Instructions to follow: State only how many lines below include the string "value".

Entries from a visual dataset

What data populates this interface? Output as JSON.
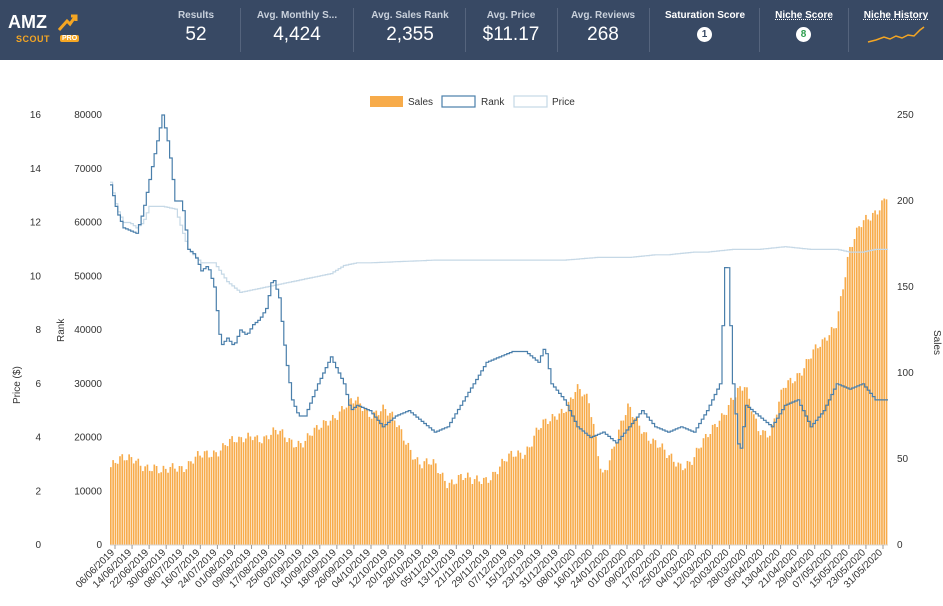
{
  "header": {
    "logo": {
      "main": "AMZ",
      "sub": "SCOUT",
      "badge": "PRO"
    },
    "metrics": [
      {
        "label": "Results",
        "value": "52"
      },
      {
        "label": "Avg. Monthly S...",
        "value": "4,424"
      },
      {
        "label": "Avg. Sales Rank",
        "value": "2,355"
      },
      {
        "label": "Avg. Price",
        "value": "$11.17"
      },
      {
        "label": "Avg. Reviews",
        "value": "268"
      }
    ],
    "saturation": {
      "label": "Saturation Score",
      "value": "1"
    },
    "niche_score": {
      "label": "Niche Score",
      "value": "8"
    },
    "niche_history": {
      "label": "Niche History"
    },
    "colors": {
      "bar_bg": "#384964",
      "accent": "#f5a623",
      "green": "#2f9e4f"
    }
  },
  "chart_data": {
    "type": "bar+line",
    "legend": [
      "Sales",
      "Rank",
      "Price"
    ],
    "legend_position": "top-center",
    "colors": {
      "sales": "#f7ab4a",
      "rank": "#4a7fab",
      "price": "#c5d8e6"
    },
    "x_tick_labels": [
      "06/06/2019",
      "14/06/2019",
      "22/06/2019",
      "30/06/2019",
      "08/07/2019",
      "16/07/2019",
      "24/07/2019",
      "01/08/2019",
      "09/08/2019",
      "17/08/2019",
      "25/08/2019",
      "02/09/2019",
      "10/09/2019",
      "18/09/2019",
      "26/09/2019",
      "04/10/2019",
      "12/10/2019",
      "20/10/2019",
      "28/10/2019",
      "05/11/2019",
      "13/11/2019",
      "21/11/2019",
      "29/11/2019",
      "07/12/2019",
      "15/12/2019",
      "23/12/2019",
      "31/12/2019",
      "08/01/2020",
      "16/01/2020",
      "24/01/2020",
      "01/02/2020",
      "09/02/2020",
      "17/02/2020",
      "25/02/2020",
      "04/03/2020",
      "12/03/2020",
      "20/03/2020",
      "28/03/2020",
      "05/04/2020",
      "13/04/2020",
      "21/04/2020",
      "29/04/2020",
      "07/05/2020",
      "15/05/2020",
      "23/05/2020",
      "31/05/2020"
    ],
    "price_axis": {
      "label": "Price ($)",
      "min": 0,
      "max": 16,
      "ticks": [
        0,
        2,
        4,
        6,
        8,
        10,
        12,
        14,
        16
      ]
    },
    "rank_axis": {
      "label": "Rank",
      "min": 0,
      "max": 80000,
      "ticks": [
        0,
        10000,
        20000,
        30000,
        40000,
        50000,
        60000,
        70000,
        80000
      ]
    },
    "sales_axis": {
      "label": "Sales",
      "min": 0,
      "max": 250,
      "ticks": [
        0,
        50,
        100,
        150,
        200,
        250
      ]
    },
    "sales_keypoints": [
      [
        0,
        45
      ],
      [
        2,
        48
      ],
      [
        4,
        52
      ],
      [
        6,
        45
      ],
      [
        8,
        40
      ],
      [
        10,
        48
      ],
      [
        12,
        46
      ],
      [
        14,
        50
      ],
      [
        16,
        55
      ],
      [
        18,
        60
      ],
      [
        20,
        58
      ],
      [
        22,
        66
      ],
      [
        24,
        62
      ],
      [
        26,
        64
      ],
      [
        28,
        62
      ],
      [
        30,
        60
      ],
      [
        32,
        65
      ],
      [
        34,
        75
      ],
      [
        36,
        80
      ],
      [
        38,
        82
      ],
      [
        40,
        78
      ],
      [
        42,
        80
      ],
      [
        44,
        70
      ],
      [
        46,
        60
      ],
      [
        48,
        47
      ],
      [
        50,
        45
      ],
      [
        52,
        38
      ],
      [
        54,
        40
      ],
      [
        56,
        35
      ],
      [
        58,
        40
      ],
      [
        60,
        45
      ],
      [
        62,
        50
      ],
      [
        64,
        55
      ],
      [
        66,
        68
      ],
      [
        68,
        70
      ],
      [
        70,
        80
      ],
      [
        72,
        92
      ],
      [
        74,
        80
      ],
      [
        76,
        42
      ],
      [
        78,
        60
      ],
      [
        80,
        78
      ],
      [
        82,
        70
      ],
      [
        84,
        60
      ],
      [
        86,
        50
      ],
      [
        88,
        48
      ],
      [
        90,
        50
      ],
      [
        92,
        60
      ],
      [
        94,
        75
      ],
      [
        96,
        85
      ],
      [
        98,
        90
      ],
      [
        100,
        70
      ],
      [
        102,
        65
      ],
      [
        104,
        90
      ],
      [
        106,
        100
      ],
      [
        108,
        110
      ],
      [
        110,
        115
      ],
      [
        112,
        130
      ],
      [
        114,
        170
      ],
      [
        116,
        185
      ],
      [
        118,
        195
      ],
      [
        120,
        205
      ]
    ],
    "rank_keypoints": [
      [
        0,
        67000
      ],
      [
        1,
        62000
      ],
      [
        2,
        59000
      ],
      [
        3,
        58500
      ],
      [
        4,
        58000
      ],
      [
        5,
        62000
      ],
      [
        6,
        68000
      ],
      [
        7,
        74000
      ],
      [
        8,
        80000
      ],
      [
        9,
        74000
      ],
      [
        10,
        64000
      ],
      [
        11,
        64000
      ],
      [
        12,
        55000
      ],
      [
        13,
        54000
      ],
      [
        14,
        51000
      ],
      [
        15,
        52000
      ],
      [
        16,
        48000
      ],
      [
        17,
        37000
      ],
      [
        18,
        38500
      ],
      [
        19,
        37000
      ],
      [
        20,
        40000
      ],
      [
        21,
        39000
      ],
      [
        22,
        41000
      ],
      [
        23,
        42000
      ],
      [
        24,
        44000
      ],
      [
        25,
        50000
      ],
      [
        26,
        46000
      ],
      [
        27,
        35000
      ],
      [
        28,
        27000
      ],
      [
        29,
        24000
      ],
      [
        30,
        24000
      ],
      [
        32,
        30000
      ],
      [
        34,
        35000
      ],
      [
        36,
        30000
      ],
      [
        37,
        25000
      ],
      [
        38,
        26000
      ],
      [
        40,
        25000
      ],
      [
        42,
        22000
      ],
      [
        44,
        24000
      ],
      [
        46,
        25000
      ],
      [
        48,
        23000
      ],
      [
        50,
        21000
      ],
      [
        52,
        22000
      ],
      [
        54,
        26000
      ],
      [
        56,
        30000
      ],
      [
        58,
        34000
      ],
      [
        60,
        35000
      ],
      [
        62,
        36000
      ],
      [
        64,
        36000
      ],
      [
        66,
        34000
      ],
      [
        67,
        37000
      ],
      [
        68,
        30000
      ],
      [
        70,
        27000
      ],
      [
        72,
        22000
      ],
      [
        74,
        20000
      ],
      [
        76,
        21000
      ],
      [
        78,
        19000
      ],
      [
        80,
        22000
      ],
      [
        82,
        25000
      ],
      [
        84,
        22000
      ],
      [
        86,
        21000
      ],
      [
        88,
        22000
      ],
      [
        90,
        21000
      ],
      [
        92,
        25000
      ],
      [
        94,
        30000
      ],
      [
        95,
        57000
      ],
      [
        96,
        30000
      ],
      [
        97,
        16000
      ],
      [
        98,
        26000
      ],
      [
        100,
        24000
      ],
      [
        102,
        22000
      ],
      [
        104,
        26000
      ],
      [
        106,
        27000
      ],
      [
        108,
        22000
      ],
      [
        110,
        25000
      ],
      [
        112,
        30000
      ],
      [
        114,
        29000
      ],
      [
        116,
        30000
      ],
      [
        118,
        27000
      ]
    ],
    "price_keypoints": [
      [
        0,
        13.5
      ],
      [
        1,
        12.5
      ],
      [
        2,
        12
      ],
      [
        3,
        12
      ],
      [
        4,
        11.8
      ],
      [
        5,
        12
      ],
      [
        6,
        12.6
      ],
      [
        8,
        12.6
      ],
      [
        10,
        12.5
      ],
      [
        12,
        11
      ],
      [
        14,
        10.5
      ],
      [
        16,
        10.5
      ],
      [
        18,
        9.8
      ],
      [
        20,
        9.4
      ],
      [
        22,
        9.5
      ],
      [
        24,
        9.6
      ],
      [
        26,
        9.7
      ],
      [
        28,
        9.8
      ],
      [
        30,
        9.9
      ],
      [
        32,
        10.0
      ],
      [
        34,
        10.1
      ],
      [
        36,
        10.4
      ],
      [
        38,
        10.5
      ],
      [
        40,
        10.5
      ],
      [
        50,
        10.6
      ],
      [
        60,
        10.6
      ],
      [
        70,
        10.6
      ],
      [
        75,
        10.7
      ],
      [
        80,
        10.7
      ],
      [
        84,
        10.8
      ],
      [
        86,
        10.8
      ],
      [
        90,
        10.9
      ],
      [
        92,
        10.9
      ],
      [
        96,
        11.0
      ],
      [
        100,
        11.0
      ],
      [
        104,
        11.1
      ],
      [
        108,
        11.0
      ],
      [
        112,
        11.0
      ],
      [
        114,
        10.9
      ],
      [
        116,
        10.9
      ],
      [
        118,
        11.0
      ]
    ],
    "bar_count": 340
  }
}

Finished task: 7